## [YOUR GOAL]
From the text on craft and sustainability below, set down word for word the passage from "That's exactly the" up to and including "care of them.".

Craft and sustainability
The controllers went on sale in 2005 and Sonos stopped selling them in 2009, which is a long time in hardware, but not long enough for some. But the situation does help us to consider difficult questions around how long technology should last, and what to do with products that have reached the end of their commercial life.
Perhaps a useful concept here is what Pivotal's Dormain Drewitz called sustaining passion in her MonkiGras 2018 session last week (it's a small conference covering sustainability and craft in the technology industry run by RedMonk).
Commercial value and even the size of the community involved with a product aren't true measures of whether a technology is truly sustainable, she said, calling them 'vanity metrics'.
"The acid test is if it's actually obsolete, and it still has a community and it still has commercial value, and it's still going, that's the actual measure of sustainability."
Sustainable technology can withstand obsolescence; it can go out of date and out of fashion but still be useful and usable (and even be part of making money for someone). And what powers that is passion.
Commercial value and a strong community aren't enough, because products with both will still be supplanted by newer, shinier, more profitable, more interesting things. Passion and community without commercial value result in hobby projects. Passion and commercial value combine to make a small but profitable market like fine art. But put all three together and you get sustainable technology that just keeps going.
Letterpress technology dates back to the middle ages; it's obsolete and has been since 1900 when the offset press was developed -- and even more so since DTP arrived in the 1990s. But it hasn't actually gone away: "Passion is why things that should be dead aren't dead yet," as Drewitz put it. Artists, wedding invitations, and activists who want to print at rallies still use letterpress because it does what they want and need. Or take vintage and classic cars; they've long been superseded by safer and more fuel-efficient vehicles, but enthusiasts still drive, restore, and enjoy them.
Adobe Experience Manager (AEM) is the third most popular web CMS among popular sites (right after WordPress and Drupal) but it started in 1997 as OpenWeb.
His advice for deprecating features or products was "treat it like any other hostage situation -- no sudden movements!" Over 20 years, some customers have lost the code for their site; if an update to AEM breaks their site, Adobe packages up the code that's been deprecated and sends it to the customer so they can install the new version and carry on updating their website, rather than insisting that they throw everything away and start again.
Another veteran software developer at the conference, Ricardo Mendez, talked about how to build teams that deliver results good enough to be considered craft rather than just hacking out results.
Some of that is culture and developing good habits. And one of those habits needs to be avoiding shortcuts -- even shortcuts that other people might consider reasonable or even practical and sensible -- because consistently avoiding shortcuts gives you better results.
That's exactly the kind of attention detail Sonos has always specialised in; the CR100 has an accelerometer so it turns on when you pick it up and the cradle is designed with an angle that automatically slides the controller onto the charging point without letting it tip out, even if it's mounted on the wall.
If your internet connection is down and your alarm uses a streaming service, the alarm switches to the built-in chime rather than playing a silent stream -- because the designers thought about how people would rely on the product as part of their life and planned for how they could best take care of them.
Better quality, better customer service and better craft are how you create the passion for your products that sustains them, something that companies need to carefully consider when making business decisions about what to do with ageing technologies.

## [INFORMATION PROVIDED]
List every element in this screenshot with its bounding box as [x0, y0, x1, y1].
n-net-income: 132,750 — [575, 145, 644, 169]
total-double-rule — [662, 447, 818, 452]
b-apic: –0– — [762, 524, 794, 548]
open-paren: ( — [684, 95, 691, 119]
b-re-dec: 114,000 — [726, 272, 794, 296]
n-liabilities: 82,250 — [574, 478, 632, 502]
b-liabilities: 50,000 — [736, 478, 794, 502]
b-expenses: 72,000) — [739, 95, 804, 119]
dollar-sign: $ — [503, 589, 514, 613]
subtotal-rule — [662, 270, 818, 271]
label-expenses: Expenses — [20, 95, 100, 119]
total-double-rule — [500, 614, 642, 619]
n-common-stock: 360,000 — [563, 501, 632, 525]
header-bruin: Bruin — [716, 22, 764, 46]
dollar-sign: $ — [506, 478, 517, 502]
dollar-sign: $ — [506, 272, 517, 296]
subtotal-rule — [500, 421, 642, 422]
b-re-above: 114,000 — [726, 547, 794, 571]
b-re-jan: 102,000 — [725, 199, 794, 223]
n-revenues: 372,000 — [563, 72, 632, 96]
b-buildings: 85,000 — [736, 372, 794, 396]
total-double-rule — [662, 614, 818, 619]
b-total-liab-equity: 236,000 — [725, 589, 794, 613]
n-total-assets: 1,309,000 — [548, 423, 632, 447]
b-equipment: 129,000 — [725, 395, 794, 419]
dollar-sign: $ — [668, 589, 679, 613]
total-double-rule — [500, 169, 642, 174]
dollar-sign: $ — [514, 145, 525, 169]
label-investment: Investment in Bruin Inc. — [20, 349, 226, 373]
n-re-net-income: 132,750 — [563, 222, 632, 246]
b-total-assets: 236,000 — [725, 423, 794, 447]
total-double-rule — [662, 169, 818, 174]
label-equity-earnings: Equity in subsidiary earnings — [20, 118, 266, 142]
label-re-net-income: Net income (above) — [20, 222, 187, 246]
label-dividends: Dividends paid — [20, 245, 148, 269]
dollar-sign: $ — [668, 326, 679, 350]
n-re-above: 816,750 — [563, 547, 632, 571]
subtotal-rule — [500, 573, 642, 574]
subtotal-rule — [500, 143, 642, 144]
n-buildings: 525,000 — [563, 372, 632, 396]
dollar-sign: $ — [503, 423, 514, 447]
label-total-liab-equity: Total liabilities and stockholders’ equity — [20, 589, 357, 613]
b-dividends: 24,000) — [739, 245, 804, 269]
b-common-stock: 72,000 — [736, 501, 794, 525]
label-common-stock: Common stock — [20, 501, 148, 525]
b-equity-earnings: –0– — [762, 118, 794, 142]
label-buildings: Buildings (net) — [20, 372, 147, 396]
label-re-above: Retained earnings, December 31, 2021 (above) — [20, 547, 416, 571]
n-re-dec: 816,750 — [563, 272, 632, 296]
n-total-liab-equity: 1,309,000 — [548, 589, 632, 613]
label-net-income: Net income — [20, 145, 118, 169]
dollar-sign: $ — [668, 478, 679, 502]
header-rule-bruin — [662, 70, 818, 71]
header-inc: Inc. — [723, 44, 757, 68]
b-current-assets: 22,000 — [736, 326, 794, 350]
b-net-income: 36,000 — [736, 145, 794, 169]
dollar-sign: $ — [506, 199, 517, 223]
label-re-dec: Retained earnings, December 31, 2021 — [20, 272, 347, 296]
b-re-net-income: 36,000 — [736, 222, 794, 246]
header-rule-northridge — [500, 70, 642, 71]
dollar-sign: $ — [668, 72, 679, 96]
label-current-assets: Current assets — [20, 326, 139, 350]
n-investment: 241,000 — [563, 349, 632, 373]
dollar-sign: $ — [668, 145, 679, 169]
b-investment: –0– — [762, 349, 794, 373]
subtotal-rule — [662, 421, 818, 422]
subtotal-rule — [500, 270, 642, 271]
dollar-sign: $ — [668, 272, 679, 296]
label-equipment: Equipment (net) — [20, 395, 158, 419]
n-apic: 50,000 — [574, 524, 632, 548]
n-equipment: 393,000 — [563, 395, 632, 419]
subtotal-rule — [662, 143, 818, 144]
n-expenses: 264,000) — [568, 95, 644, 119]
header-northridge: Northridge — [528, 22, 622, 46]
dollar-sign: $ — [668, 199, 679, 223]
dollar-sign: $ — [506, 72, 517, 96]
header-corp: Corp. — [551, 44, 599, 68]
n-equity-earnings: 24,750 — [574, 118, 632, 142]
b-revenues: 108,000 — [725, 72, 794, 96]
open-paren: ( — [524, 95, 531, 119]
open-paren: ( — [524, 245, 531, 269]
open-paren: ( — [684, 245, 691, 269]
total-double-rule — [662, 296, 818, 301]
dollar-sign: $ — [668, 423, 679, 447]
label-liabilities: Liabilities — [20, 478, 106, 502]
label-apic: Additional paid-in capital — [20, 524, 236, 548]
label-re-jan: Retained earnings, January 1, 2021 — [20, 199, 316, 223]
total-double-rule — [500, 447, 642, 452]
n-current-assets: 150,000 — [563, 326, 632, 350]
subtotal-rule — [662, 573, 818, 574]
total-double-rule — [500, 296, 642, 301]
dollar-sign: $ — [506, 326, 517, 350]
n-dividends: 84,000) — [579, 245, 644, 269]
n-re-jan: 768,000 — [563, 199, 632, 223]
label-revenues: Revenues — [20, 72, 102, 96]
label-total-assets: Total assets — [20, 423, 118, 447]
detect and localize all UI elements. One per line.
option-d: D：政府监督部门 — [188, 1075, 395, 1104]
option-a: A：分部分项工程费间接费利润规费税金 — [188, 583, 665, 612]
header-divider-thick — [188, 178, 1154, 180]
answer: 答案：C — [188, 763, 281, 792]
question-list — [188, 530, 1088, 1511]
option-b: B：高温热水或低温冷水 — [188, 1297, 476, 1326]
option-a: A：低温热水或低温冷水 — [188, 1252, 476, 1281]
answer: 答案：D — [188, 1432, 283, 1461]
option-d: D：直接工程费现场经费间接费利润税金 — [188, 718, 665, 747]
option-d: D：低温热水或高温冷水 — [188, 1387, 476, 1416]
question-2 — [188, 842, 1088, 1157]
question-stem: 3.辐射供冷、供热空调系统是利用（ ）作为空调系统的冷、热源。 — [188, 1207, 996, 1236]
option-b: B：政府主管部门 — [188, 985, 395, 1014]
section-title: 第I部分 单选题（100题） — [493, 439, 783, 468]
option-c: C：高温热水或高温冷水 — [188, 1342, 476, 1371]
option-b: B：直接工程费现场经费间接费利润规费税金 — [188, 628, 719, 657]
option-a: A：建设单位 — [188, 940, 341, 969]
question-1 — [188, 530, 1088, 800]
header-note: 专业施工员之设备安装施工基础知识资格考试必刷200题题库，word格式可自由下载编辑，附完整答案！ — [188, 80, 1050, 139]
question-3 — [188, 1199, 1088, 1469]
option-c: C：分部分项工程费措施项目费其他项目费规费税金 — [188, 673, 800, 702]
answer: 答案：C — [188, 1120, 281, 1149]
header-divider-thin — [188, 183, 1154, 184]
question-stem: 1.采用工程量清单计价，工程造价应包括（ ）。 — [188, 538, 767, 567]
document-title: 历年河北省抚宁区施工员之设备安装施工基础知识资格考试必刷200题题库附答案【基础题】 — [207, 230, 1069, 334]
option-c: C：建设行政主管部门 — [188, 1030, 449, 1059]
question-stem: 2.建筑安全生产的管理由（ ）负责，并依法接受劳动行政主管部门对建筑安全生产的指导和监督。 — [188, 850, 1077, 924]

## [FINAL ANSWER]
That's exactly the kind of attention detail Sonos has always specialised in; the CR100 has an accelerometer so it turns on when you pick it up and the cradle is designed with an angle that automatically slides the controller onto the charging point without letting it tip out, even if it's mounted on the wall.
If your internet connection is down and your alarm uses a streaming service, the alarm switches to the built-in chime rather than playing a silent stream -- because the designers thought about how people would rely on the product as part of their life and planned for how they could best take care of them.